-------- Data rows

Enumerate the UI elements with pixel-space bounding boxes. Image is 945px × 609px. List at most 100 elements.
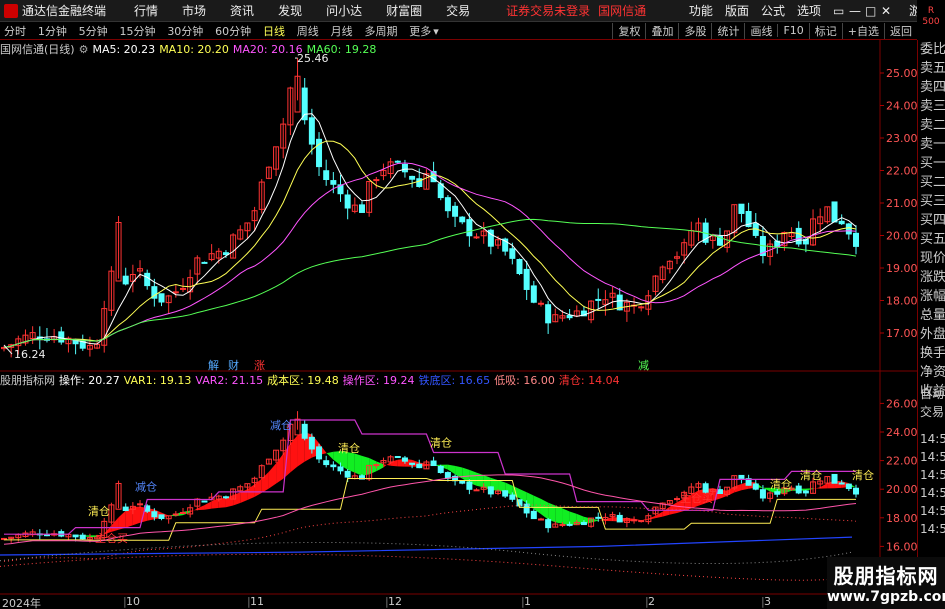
kline-chart[interactable]: 25.00 24.00 23.00 22.00 21.00 20.00 19.00 18.00… bbox=[0, 40, 917, 595]
side-item-3[interactable]: 卖三 bbox=[918, 97, 945, 116]
price-tick-label: 18.00 bbox=[886, 295, 917, 308]
side-item-6[interactable]: 买一 bbox=[918, 154, 945, 173]
side-item-17[interactable]: 净资 bbox=[918, 363, 945, 382]
event-marker: 涨 bbox=[254, 359, 265, 372]
side-item-15[interactable]: 外盘 bbox=[918, 325, 945, 344]
candle-body bbox=[158, 293, 165, 303]
side-item-16[interactable]: 换手 bbox=[918, 344, 945, 363]
candle-body bbox=[401, 163, 408, 173]
side-item-1[interactable]: 卖五 bbox=[918, 59, 945, 78]
ind-candle-body bbox=[752, 483, 759, 490]
side-item-7[interactable]: 买二 bbox=[918, 173, 945, 192]
candle-body bbox=[344, 194, 351, 209]
ind-candle-body bbox=[316, 446, 323, 460]
candle-body bbox=[738, 203, 745, 214]
main-pane-title: 国网信通(日线) bbox=[0, 43, 75, 56]
ind-candle-body bbox=[674, 498, 681, 501]
menu-item-zixun[interactable]: 资讯 bbox=[218, 2, 266, 19]
tool-biaoji[interactable]: 标记 bbox=[808, 22, 842, 39]
ind-candle-body bbox=[759, 489, 766, 499]
candle-body bbox=[516, 259, 523, 275]
main-pane-layer: 25.4616.24解财涨减 bbox=[1, 52, 859, 372]
minimize-icon[interactable]: — bbox=[843, 4, 861, 18]
tab-60min[interactable]: 60分钟 bbox=[211, 25, 255, 38]
candle-body bbox=[530, 285, 537, 303]
right-tick-0: 14:56 bbox=[920, 432, 945, 446]
ind-tick-label: 16.00 bbox=[886, 540, 917, 553]
settings-icon[interactable]: ⚙ bbox=[79, 43, 89, 56]
tab-1min[interactable]: 1分钟 bbox=[34, 25, 71, 38]
side-item-4[interactable]: 卖二 bbox=[918, 116, 945, 135]
ribbon-segment bbox=[240, 489, 248, 503]
side-item-10[interactable]: 买五 bbox=[918, 230, 945, 249]
candle-body bbox=[595, 298, 602, 301]
tab-multi-period[interactable]: 多周期 bbox=[360, 25, 401, 38]
ribbon-segment bbox=[648, 515, 656, 520]
tab-15min[interactable]: 15分钟 bbox=[115, 25, 159, 38]
side-item-auto[interactable]: 自动 bbox=[918, 385, 944, 403]
tool-duogu[interactable]: 多股 bbox=[678, 22, 711, 39]
side-item-trade[interactable]: 交易 bbox=[918, 403, 944, 421]
menu-item-wenxiaoda[interactable]: 问小达 bbox=[314, 2, 374, 19]
app-name: 通达信金融终端 bbox=[22, 4, 107, 18]
side-item-5[interactable]: 卖一 bbox=[918, 135, 945, 154]
tab-weekly[interactable]: 周线 bbox=[293, 25, 323, 38]
candle-body bbox=[409, 175, 416, 180]
side-item-8[interactable]: 买三 bbox=[918, 192, 945, 211]
date-axis: 2024年 10 | 11 | 12 | 1 | 2 | 3 | bbox=[0, 595, 917, 609]
ind-candle-body bbox=[595, 516, 602, 519]
tool-fuquan[interactable]: 复权 bbox=[612, 22, 645, 39]
tool-diejia[interactable]: 叠加 bbox=[645, 22, 678, 39]
tool-add-watchlist[interactable]: +自选 bbox=[841, 22, 884, 39]
right-tick-2: 14:56 bbox=[920, 468, 945, 482]
ind-candle-body bbox=[537, 518, 544, 521]
tool-back[interactable]: 返回 bbox=[884, 22, 917, 39]
side-item-14[interactable]: 总量 bbox=[918, 306, 945, 325]
menu-item-gongshi[interactable]: 公式 bbox=[755, 2, 791, 19]
side-item-0[interactable]: 委比 bbox=[918, 40, 945, 59]
signal-label: 清仓 bbox=[770, 477, 792, 491]
candle-body bbox=[509, 248, 516, 259]
right-time-ticks: 14:56 14:56 14:56 14:56 14:56 14:56 bbox=[918, 430, 945, 538]
menu-item-gongneng[interactable]: 功能 bbox=[683, 2, 719, 19]
menu-item-banmian[interactable]: 版面 bbox=[719, 2, 755, 19]
candle-body bbox=[394, 160, 401, 163]
side-item-13[interactable]: 涨幅 bbox=[918, 287, 945, 306]
candle-body bbox=[201, 261, 208, 264]
candle-body bbox=[444, 197, 451, 212]
ribbon-segment bbox=[655, 511, 663, 519]
indicator-pane-header: 股朋指标网 操作: 20.27 VAR1: 19.13 VAR2: 21.15 … bbox=[0, 372, 624, 388]
menu-item-shichang[interactable]: 市场 bbox=[170, 2, 218, 19]
menu-item-hangqing[interactable]: 行情 bbox=[122, 2, 170, 19]
maximize-icon[interactable]: □ bbox=[859, 4, 876, 18]
side-item-12[interactable]: 涨跌 bbox=[918, 268, 945, 287]
trade-login-warning[interactable]: 证券交易未登录 bbox=[506, 2, 590, 19]
close-icon[interactable]: ✕ bbox=[875, 4, 891, 18]
tab-daily[interactable]: 日线 bbox=[259, 25, 289, 38]
tab-monthly[interactable]: 月线 bbox=[327, 25, 357, 38]
menu-item-xuanxiang[interactable]: 选项 bbox=[791, 2, 827, 19]
menu-item-jiaoyi[interactable]: 交易 bbox=[434, 2, 482, 19]
signal-label: 主仓买 bbox=[680, 491, 713, 505]
menu-item-caifuquan[interactable]: 财富圈 bbox=[374, 2, 434, 19]
tool-tongji[interactable]: 统计 bbox=[711, 22, 744, 39]
menu-item-faxian[interactable]: 发现 bbox=[266, 2, 314, 19]
tab-more[interactable]: 更多 ▾ bbox=[405, 25, 443, 38]
tool-huaxian[interactable]: 画线 bbox=[744, 22, 777, 39]
ribbon-segment bbox=[805, 488, 814, 491]
date-label-2: 11 bbox=[250, 595, 264, 608]
ind-candle-body bbox=[502, 490, 509, 497]
tool-f10[interactable]: F10 bbox=[777, 24, 808, 37]
tab-30min[interactable]: 30分钟 bbox=[163, 25, 207, 38]
candle-body bbox=[323, 170, 330, 181]
candle-body bbox=[638, 306, 645, 309]
ind-candle-body bbox=[301, 423, 308, 439]
ind-candle-body bbox=[473, 489, 480, 492]
skin-icon[interactable]: ▭ bbox=[827, 4, 844, 18]
side-item-11[interactable]: 现价 bbox=[918, 249, 945, 268]
ind-candle-body bbox=[1, 537, 7, 540]
side-item-2[interactable]: 卖四 bbox=[918, 78, 945, 97]
tab-fenshi[interactable]: 分时 bbox=[0, 25, 30, 38]
tab-5min[interactable]: 5分钟 bbox=[75, 25, 112, 38]
side-item-9[interactable]: 买四 bbox=[918, 211, 945, 230]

----------------

→ **Exercise instructions**:
Please retype all of the material above line for line, with no changes, and leave out the pictures.

→ **Reply to the task**:
Enumerate the UI elements with pixel-space bounding boxes. Image is 945px × 609px. List at most 100 elements.
kline-chart[interactable]: 25.00 24.00 23.00 22.00 21.00 20.00 19.00 18.00… bbox=[0, 40, 917, 595]
side-item-3[interactable]: 卖三 bbox=[918, 97, 945, 116]
price-tick-label: 18.00 bbox=[886, 295, 917, 308]
side-item-6[interactable]: 买一 bbox=[918, 154, 945, 173]
side-item-17[interactable]: 净资 bbox=[918, 363, 945, 382]
event-marker: 涨 bbox=[254, 359, 265, 372]
side-item-15[interactable]: 外盘 bbox=[918, 325, 945, 344]
candle-body bbox=[158, 293, 165, 303]
side-item-16[interactable]: 换手 bbox=[918, 344, 945, 363]
candle-body bbox=[401, 163, 408, 173]
side-item-1[interactable]: 卖五 bbox=[918, 59, 945, 78]
ind-candle-body bbox=[752, 483, 759, 490]
side-item-7[interactable]: 买二 bbox=[918, 173, 945, 192]
candle-body bbox=[344, 194, 351, 209]
ind-candle-body bbox=[316, 446, 323, 460]
candle-body bbox=[738, 203, 745, 214]
main-pane-title: 国网信通(日线) bbox=[0, 43, 75, 56]
ind-candle-body bbox=[674, 498, 681, 501]
menu-item-zixun[interactable]: 资讯 bbox=[218, 2, 266, 19]
tool-biaoji[interactable]: 标记 bbox=[808, 22, 842, 39]
ind-candle-body bbox=[759, 489, 766, 499]
candle-body bbox=[516, 259, 523, 275]
main-pane-layer: 25.4616.24解财涨减 bbox=[1, 52, 859, 372]
minimize-icon[interactable]: — bbox=[843, 4, 861, 18]
tab-60min[interactable]: 60分钟 bbox=[211, 25, 255, 38]
candle-body bbox=[530, 285, 537, 303]
right-tick-0: 14:56 bbox=[920, 432, 945, 446]
ind-tick-label: 16.00 bbox=[886, 540, 917, 553]
settings-icon[interactable]: ⚙ bbox=[79, 43, 89, 56]
tab-1min[interactable]: 1分钟 bbox=[34, 25, 71, 38]
side-item-4[interactable]: 卖二 bbox=[918, 116, 945, 135]
ribbon-segment bbox=[240, 489, 248, 503]
side-item-10[interactable]: 买五 bbox=[918, 230, 945, 249]
candle-body bbox=[595, 298, 602, 301]
tab-multi-period[interactable]: 多周期 bbox=[360, 25, 401, 38]
ribbon-segment bbox=[648, 515, 656, 520]
tab-15min[interactable]: 15分钟 bbox=[115, 25, 159, 38]
side-item-auto[interactable]: 自动 bbox=[918, 385, 944, 403]
tool-duogu[interactable]: 多股 bbox=[678, 22, 711, 39]
side-item-trade[interactable]: 交易 bbox=[918, 403, 944, 421]
menu-item-wenxiaoda[interactable]: 问小达 bbox=[314, 2, 374, 19]
app-name: 通达信金融终端 bbox=[22, 4, 107, 18]
side-item-5[interactable]: 卖一 bbox=[918, 135, 945, 154]
tab-weekly[interactable]: 周线 bbox=[293, 25, 323, 38]
candle-body bbox=[409, 175, 416, 180]
side-item-8[interactable]: 买三 bbox=[918, 192, 945, 211]
date-axis: 2024年 10 | 11 | 12 | 1 | 2 | 3 | bbox=[0, 595, 917, 609]
ind-candle-body bbox=[595, 516, 602, 519]
tool-fuquan[interactable]: 复权 bbox=[612, 22, 645, 39]
tool-diejia[interactable]: 叠加 bbox=[645, 22, 678, 39]
tool-add-watchlist[interactable]: +自选 bbox=[841, 22, 884, 39]
right-tick-2: 14:56 bbox=[920, 468, 945, 482]
ind-candle-body bbox=[537, 518, 544, 521]
tool-back[interactable]: 返回 bbox=[884, 22, 917, 39]
side-item-14[interactable]: 总量 bbox=[918, 306, 945, 325]
menu-item-gongshi[interactable]: 公式 bbox=[755, 2, 791, 19]
side-item-0[interactable]: 委比 bbox=[918, 40, 945, 59]
signal-label: 清仓 bbox=[770, 477, 792, 491]
candle-body bbox=[509, 248, 516, 259]
right-time-ticks: 14:56 14:56 14:56 14:56 14:56 14:56 bbox=[918, 430, 945, 538]
menu-item-gongneng[interactable]: 功能 bbox=[683, 2, 719, 19]
menu-item-banmian[interactable]: 版面 bbox=[719, 2, 755, 19]
candle-body bbox=[394, 160, 401, 163]
side-item-13[interactable]: 涨幅 bbox=[918, 287, 945, 306]
candle-body bbox=[201, 261, 208, 264]
candle-body bbox=[444, 197, 451, 212]
ribbon-segment bbox=[655, 511, 663, 519]
indicator-pane-header: 股朋指标网 操作: 20.27 VAR1: 19.13 VAR2: 21.15 … bbox=[0, 372, 624, 388]
menu-item-shichang[interactable]: 市场 bbox=[170, 2, 218, 19]
menu-item-hangqing[interactable]: 行情 bbox=[122, 2, 170, 19]
maximize-icon[interactable]: □ bbox=[859, 4, 876, 18]
side-item-12[interactable]: 涨跌 bbox=[918, 268, 945, 287]
trade-login-warning[interactable]: 证券交易未登录 bbox=[506, 2, 590, 19]
close-icon[interactable]: ✕ bbox=[875, 4, 891, 18]
tab-daily[interactable]: 日线 bbox=[259, 25, 289, 38]
tab-monthly[interactable]: 月线 bbox=[327, 25, 357, 38]
menu-item-xuanxiang[interactable]: 选项 bbox=[791, 2, 827, 19]
menu-item-jiaoyi[interactable]: 交易 bbox=[434, 2, 482, 19]
signal-label: 主仓买 bbox=[680, 491, 713, 505]
menu-item-caifuquan[interactable]: 财富圈 bbox=[374, 2, 434, 19]
tool-tongji[interactable]: 统计 bbox=[711, 22, 744, 39]
menu-item-faxian[interactable]: 发现 bbox=[266, 2, 314, 19]
tab-more[interactable]: 更多 ▾ bbox=[405, 25, 443, 38]
tool-huaxian[interactable]: 画线 bbox=[744, 22, 777, 39]
ribbon-segment bbox=[805, 488, 814, 491]
date-label-2: 11 bbox=[250, 595, 264, 608]
ind-candle-body bbox=[502, 490, 509, 497]
tool-f10[interactable]: F10 bbox=[777, 24, 808, 37]
tab-30min[interactable]: 30分钟 bbox=[163, 25, 207, 38]
candle-body bbox=[323, 170, 330, 181]
candle-body bbox=[638, 306, 645, 309]
ind-candle-body bbox=[301, 423, 308, 439]
ind-candle-body bbox=[473, 489, 480, 492]
skin-icon[interactable]: ▭ bbox=[827, 4, 844, 18]
side-item-11[interactable]: 现价 bbox=[918, 249, 945, 268]
ind-candle-body bbox=[1, 537, 7, 540]
side-item-2[interactable]: 卖四 bbox=[918, 78, 945, 97]
tab-fenshi[interactable]: 分时 bbox=[0, 25, 30, 38]
tab-5min[interactable]: 5分钟 bbox=[75, 25, 112, 38]
side-item-9[interactable]: 买四 bbox=[918, 211, 945, 230]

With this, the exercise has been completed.